» Exercise description: Copy the data precisely, keeping every character.

____ Items

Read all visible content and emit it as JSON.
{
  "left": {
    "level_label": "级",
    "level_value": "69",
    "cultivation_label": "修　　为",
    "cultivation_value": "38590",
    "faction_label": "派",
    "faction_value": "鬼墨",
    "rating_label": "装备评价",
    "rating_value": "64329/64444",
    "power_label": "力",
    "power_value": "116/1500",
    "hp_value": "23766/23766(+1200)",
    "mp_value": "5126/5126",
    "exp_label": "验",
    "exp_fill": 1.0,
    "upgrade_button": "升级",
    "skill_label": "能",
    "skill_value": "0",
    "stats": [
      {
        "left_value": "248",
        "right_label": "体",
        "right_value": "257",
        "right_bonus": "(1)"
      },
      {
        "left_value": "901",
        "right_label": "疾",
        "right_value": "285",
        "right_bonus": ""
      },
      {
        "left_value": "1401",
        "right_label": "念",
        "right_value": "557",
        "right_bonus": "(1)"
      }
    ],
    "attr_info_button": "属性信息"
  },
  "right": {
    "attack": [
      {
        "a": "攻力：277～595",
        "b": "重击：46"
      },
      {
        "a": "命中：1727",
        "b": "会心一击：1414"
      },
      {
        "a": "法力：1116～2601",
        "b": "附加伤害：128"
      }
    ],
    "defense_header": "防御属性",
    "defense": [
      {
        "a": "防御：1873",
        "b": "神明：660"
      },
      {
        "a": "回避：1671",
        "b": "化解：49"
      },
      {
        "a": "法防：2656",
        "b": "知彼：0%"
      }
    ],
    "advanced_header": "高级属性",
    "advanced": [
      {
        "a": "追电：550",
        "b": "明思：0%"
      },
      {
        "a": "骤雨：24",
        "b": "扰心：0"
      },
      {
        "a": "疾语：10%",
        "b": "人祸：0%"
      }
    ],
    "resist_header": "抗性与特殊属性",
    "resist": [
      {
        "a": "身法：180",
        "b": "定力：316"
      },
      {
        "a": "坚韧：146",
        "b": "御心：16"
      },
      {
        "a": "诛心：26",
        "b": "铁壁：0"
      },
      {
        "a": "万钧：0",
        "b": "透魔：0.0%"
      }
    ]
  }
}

________

» Solved problem:
Read all visible content and emit it as JSON.
{
  "left": {
    "level_label": "级",
    "level_value": "69",
    "cultivation_label": "修　　为",
    "cultivation_value": "38590",
    "faction_label": "派",
    "faction_value": "鬼墨",
    "rating_label": "装备评价",
    "rating_value": "64329/64444",
    "power_label": "力",
    "power_value": "116/1500",
    "hp_value": "23766/23766(+1200)",
    "mp_value": "5126/5126",
    "exp_label": "验",
    "exp_fill": 1.0,
    "upgrade_button": "升级",
    "skill_label": "能",
    "skill_value": "0",
    "stats": [
      {
        "left_value": "248",
        "right_label": "体",
        "right_value": "257",
        "right_bonus": "(1)"
      },
      {
        "left_value": "901",
        "right_label": "疾",
        "right_value": "285",
        "right_bonus": ""
      },
      {
        "left_value": "1401",
        "right_label": "念",
        "right_value": "557",
        "right_bonus": "(1)"
      }
    ],
    "attr_info_button": "属性信息"
  },
  "right": {
    "attack": [
      {
        "a": "攻力：277～595",
        "b": "重击：46"
      },
      {
        "a": "命中：1727",
        "b": "会心一击：1414"
      },
      {
        "a": "法力：1116～2601",
        "b": "附加伤害：128"
      }
    ],
    "defense_header": "防御属性",
    "defense": [
      {
        "a": "防御：1873",
        "b": "神明：660"
      },
      {
        "a": "回避：1671",
        "b": "化解：49"
      },
      {
        "a": "法防：2656",
        "b": "知彼：0%"
      }
    ],
    "advanced_header": "高级属性",
    "advanced": [
      {
        "a": "追电：550",
        "b": "明思：0%"
      },
      {
        "a": "骤雨：24",
        "b": "扰心：0"
      },
      {
        "a": "疾语：10%",
        "b": "人祸：0%"
      }
    ],
    "resist_header": "抗性与特殊属性",
    "resist": [
      {
        "a": "身法：180",
        "b": "定力：316"
      },
      {
        "a": "坚韧：146",
        "b": "御心：16"
      },
      {
        "a": "诛心：26",
        "b": "铁壁：0"
      },
      {
        "a": "万钧：0",
        "b": "透魔：0.0%"
      }
    ]
  }
}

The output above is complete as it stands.